**Set task**
Print the passage below about the lighthouse beam and the great Self, word for word and in full.

The lighthouse beam flies over land and sea with incredible velocity, and you think the light itself must be in swiftest movement; but when you climb up thither you find the lamp absolutely stationary. It is only the reflection that is moving. The rider on horseback may gallop to and fro wherever he will, but it is hard to say that HE is acting. The horse guided by the slightest indication of the man’s will performs an the action that is needed. If we can get into right touch with the immense, the incalculable powers of Nature, is there anything which we may not be able to do? If a man worship the Self only as his true state,” says the Brihad-aranyaka Upanishad, “his work cannot fail, for whatever he desires, that he obtains from the Self.” What a wonderful saying, and how infallibly true! For obviously if you succeed in identifying your true being with the great Self of the universe, then whatever you desire the great Self will also desire, and therefore every power of Nature will be at your service and will conspire to fulfil your need.

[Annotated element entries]
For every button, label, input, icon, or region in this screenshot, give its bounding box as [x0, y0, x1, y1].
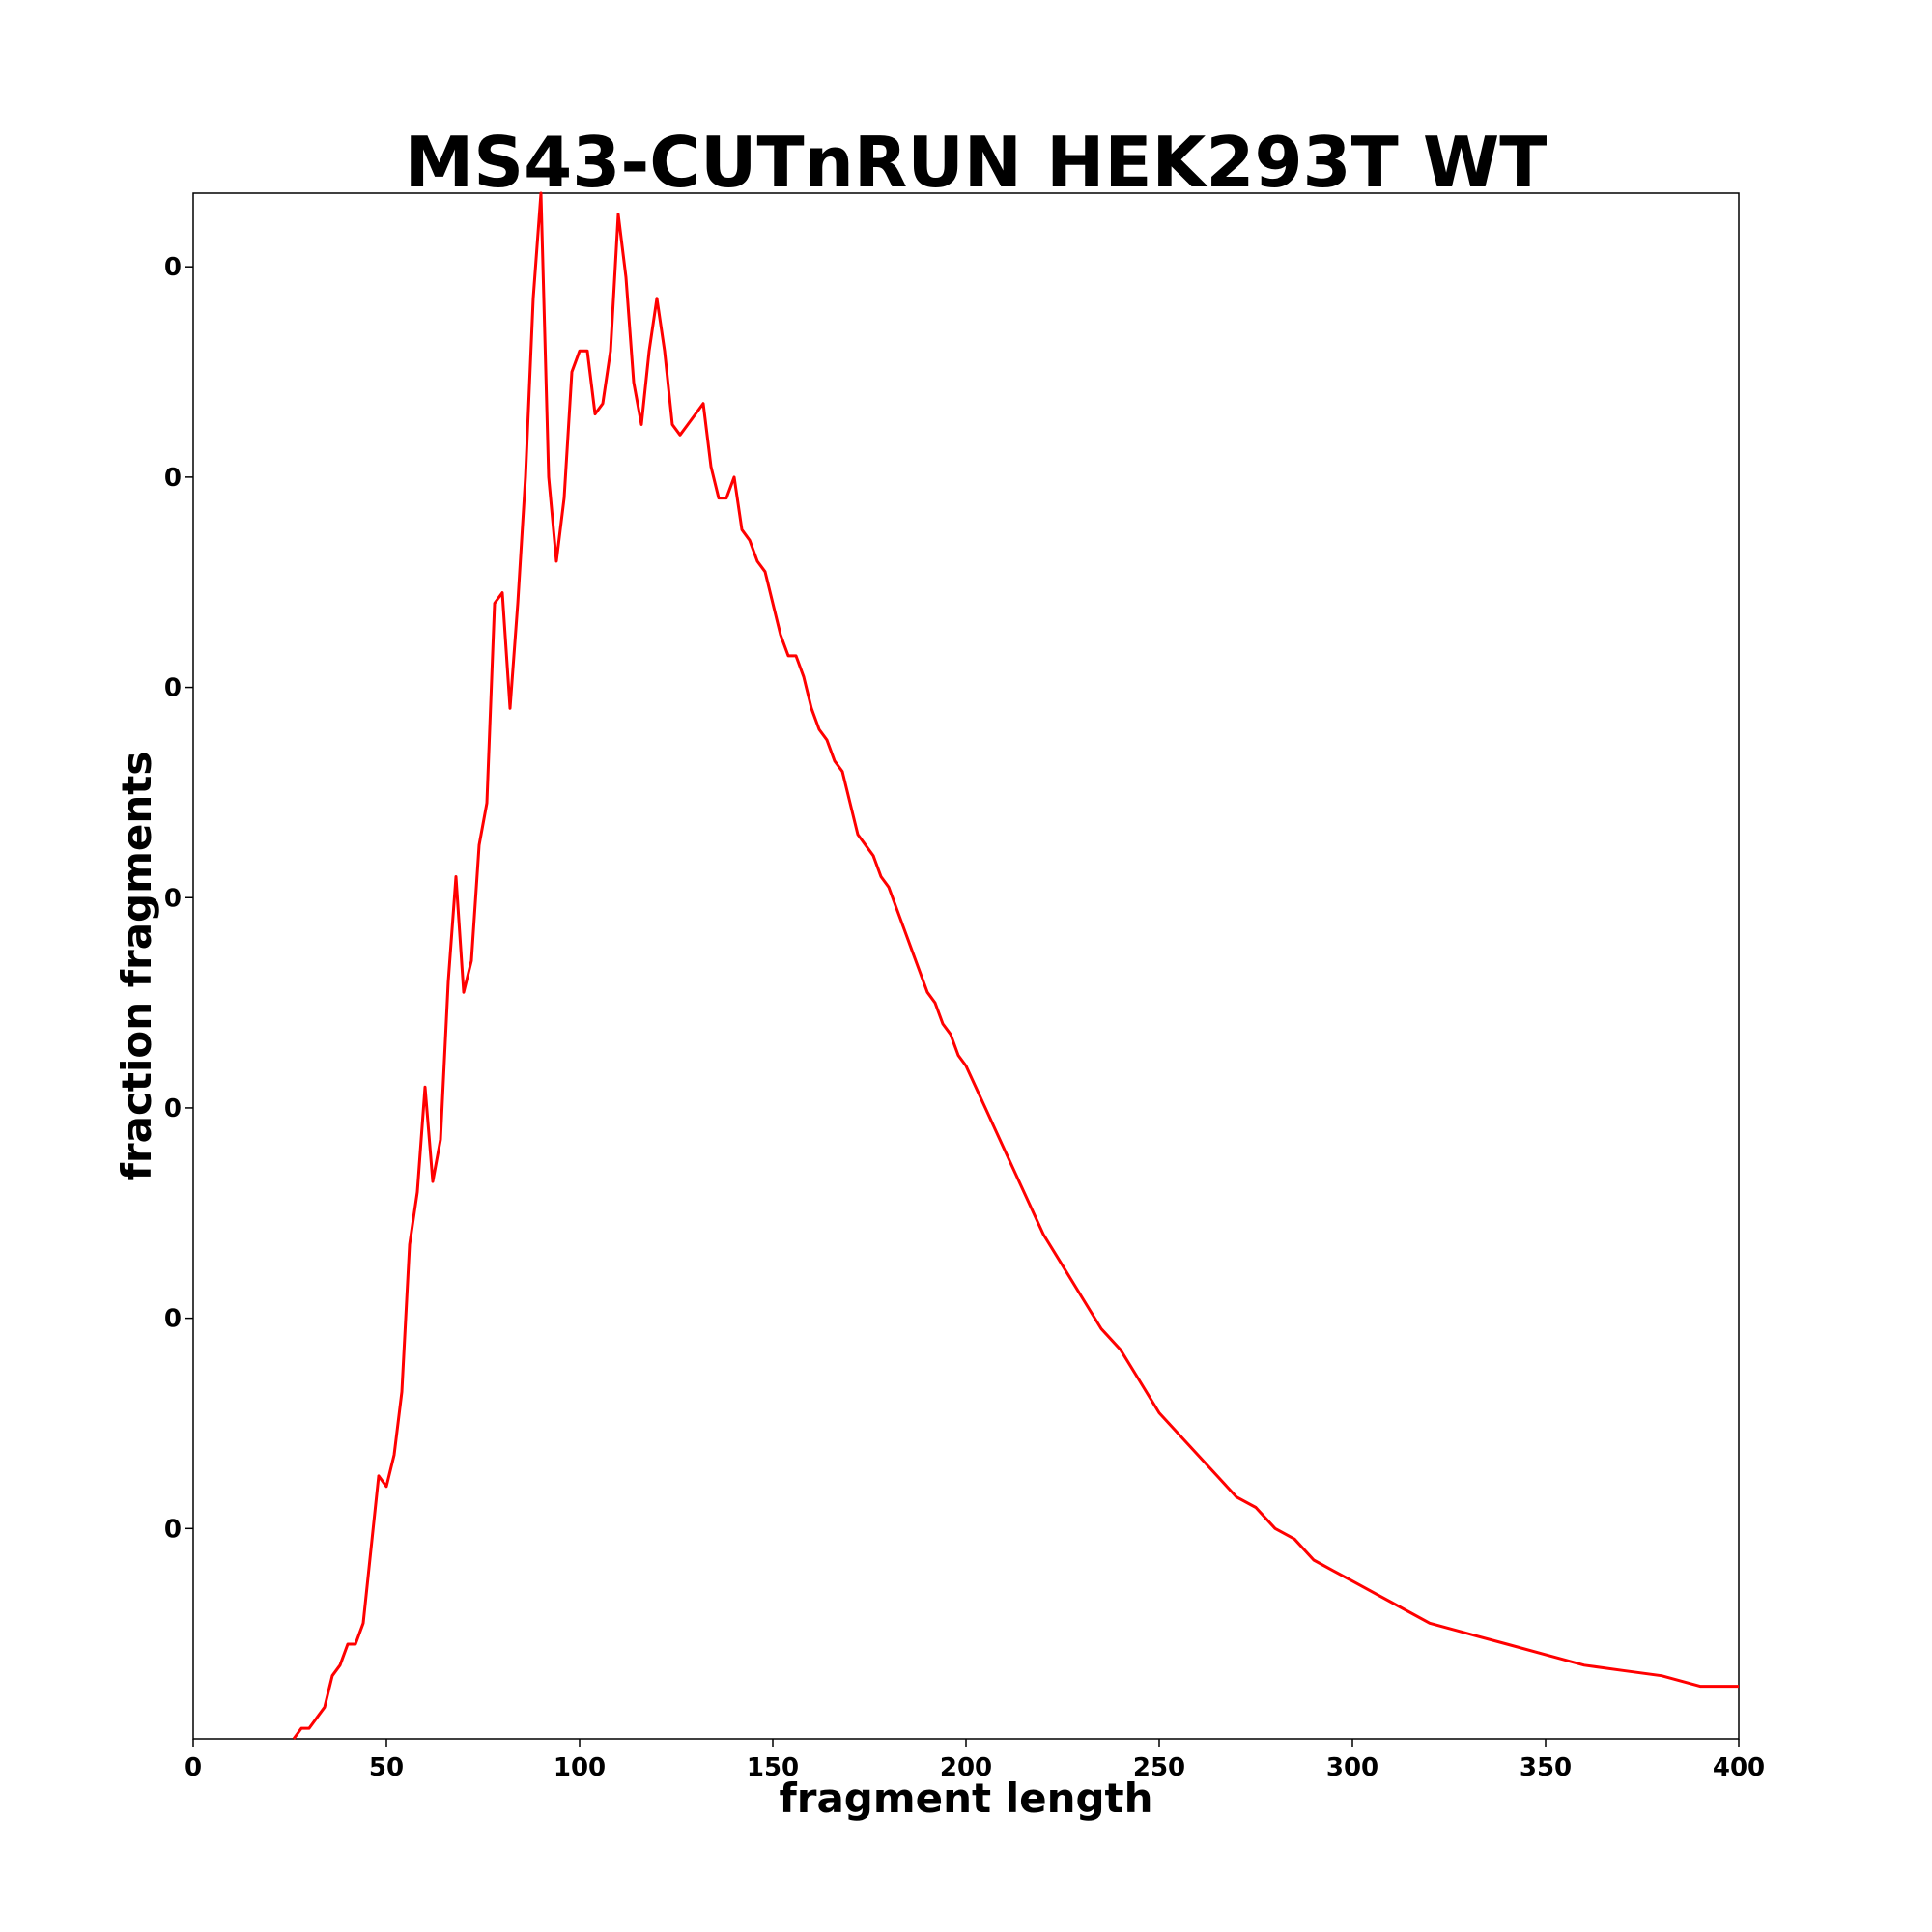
y-tick-label: 0: [164, 1094, 182, 1123]
x-tick-label: 250: [1133, 1753, 1185, 1782]
x-tick-label: 350: [1520, 1753, 1572, 1782]
y-tick-label: 0: [164, 1305, 182, 1334]
x-tick-label: 50: [369, 1753, 404, 1782]
series-line: [292, 191, 1739, 1740]
y-tick-label: 0: [164, 674, 182, 703]
chart-title: MS43-CUTnRUN HEK293T WT: [405, 122, 1548, 203]
x-tick-label: 100: [554, 1753, 606, 1782]
x-tick-label: 300: [1326, 1753, 1378, 1782]
y-axis: 0 0 0 0 0 0 0: [164, 253, 193, 1544]
x-axis-label: fragment length: [779, 1775, 1152, 1822]
y-tick-label: 0: [164, 1515, 182, 1544]
y-axis-label: fraction fragments: [113, 752, 160, 1181]
plot-area-frame: [192, 192, 1740, 1740]
y-tick-label: 0: [164, 464, 182, 493]
y-tick-label: 0: [164, 884, 182, 913]
x-tick-label: 200: [940, 1753, 992, 1782]
y-tick-label: 0: [164, 253, 182, 282]
x-tick-label: 150: [747, 1753, 799, 1782]
x-axis: 0 50 100 150 200 250 300 350 400: [185, 1739, 1765, 1782]
x-tick-label: 400: [1713, 1753, 1765, 1782]
x-tick-label: 0: [185, 1753, 202, 1782]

**Result of this exercise**
The lighthouse beam flies over land and sea with incredible velocity, and you think the light itself must be in swiftest movement; but when you climb up thither you find the lamp absolutely stationary. It is only the reflection that is moving. The rider on horseback may gallop to and fro wherever he will, but it is hard to say that HE is acting. The horse guided by the slightest indication of the man’s will performs an the action that is needed. If we can get into right touch with the immense, the incalculable powers of Nature, is there anything which we may not be able to do? If a man worship the Self only as his true state,” says the Brihad-aranyaka Upanishad, “his work cannot fail, for whatever he desires, that he obtains from the Self.” What a wonderful saying, and how infallibly true! For obviously if you succeed in identifying your true being with the great Self of the universe, then whatever you desire the great Self will also desire, and therefore every power of Nature will be at your service and will conspire to fulfil your need.